- [RAW DATA]:

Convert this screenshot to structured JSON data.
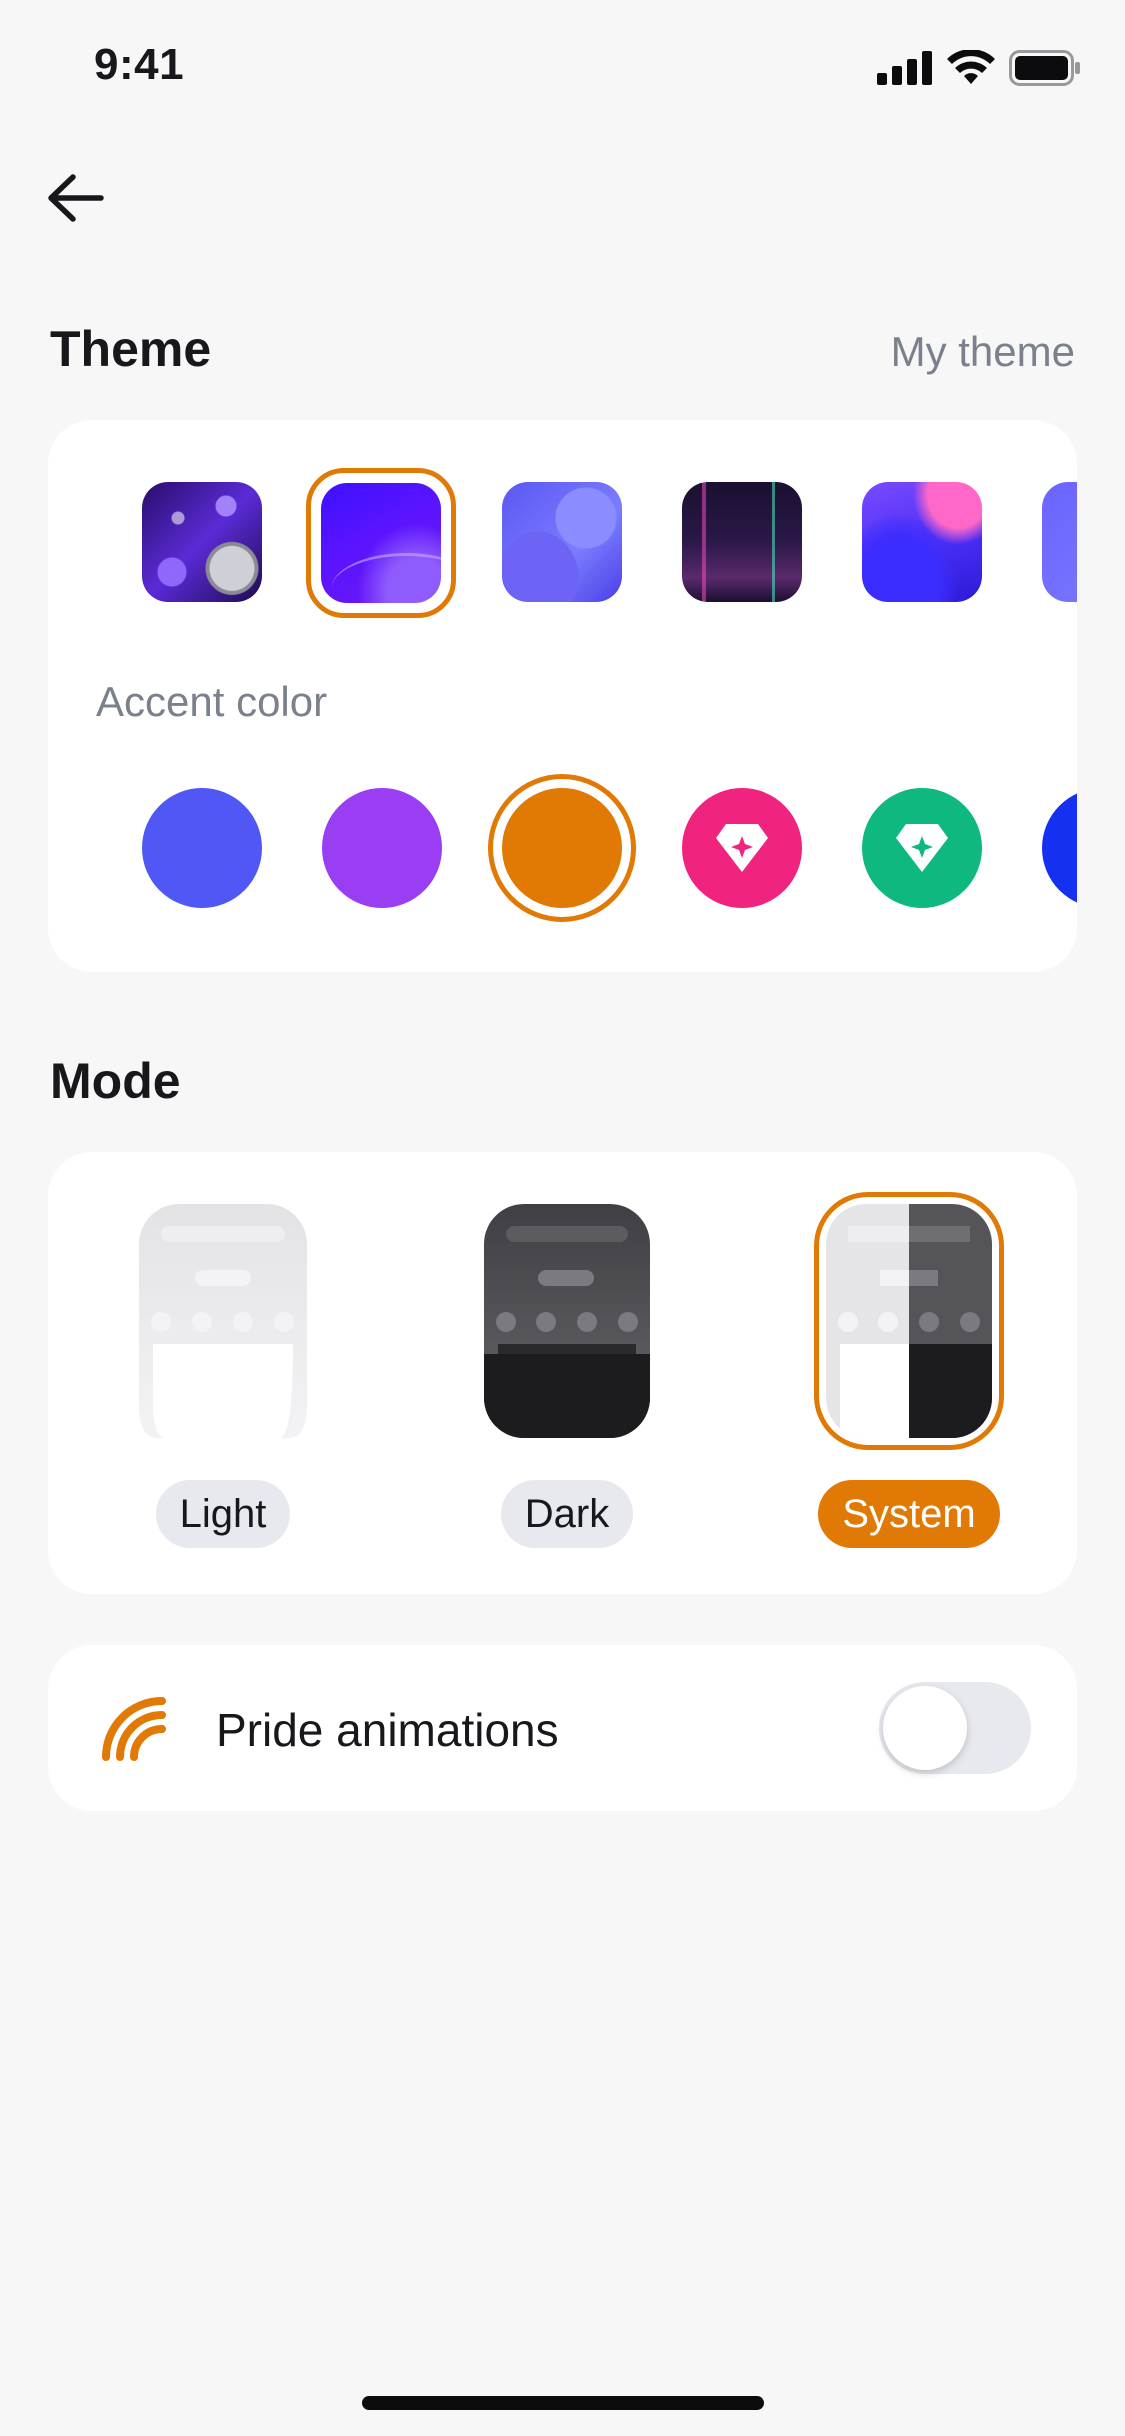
{
  "status_bar": {
    "time": "9:41"
  },
  "header": {
    "back_icon": "arrow-left-icon"
  },
  "theme": {
    "title": "Theme",
    "my_theme_link": "My theme",
    "wallpapers_selected_index": 1,
    "accent_label": "Accent color",
    "accent_colors": [
      "#5057f5",
      "#9a3ef3",
      "#e07a05",
      "#f0237f",
      "#0fb87f",
      "#1530f0"
    ],
    "accent_selected_index": 2,
    "accent_icons": {
      "premium": "gem-sparkle-icon"
    }
  },
  "mode": {
    "title": "Mode",
    "options": [
      {
        "label": "Light"
      },
      {
        "label": "Dark"
      },
      {
        "label": "System"
      }
    ],
    "selected": "System"
  },
  "pride": {
    "label": "Pride animations",
    "icon": "rainbow-icon",
    "enabled": false
  },
  "colors": {
    "accent": "#e07a05",
    "background": "#f7f7f8",
    "card": "#ffffff",
    "muted_text": "#7a808c"
  }
}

- [GOAL]:
Your task is to set down the records shown above exactly, minus any pictures.

- [COMPLETE RESPONSE]:
Convert this screenshot to structured JSON data.
{
  "status_bar": {
    "time": "9:41"
  },
  "header": {
    "back_icon": "arrow-left-icon"
  },
  "theme": {
    "title": "Theme",
    "my_theme_link": "My theme",
    "wallpapers_selected_index": 1,
    "accent_label": "Accent color",
    "accent_colors": [
      "#5057f5",
      "#9a3ef3",
      "#e07a05",
      "#f0237f",
      "#0fb87f",
      "#1530f0"
    ],
    "accent_selected_index": 2,
    "accent_icons": {
      "premium": "gem-sparkle-icon"
    }
  },
  "mode": {
    "title": "Mode",
    "options": [
      {
        "label": "Light"
      },
      {
        "label": "Dark"
      },
      {
        "label": "System"
      }
    ],
    "selected": "System"
  },
  "pride": {
    "label": "Pride animations",
    "icon": "rainbow-icon",
    "enabled": false
  },
  "colors": {
    "accent": "#e07a05",
    "background": "#f7f7f8",
    "card": "#ffffff",
    "muted_text": "#7a808c"
  }
}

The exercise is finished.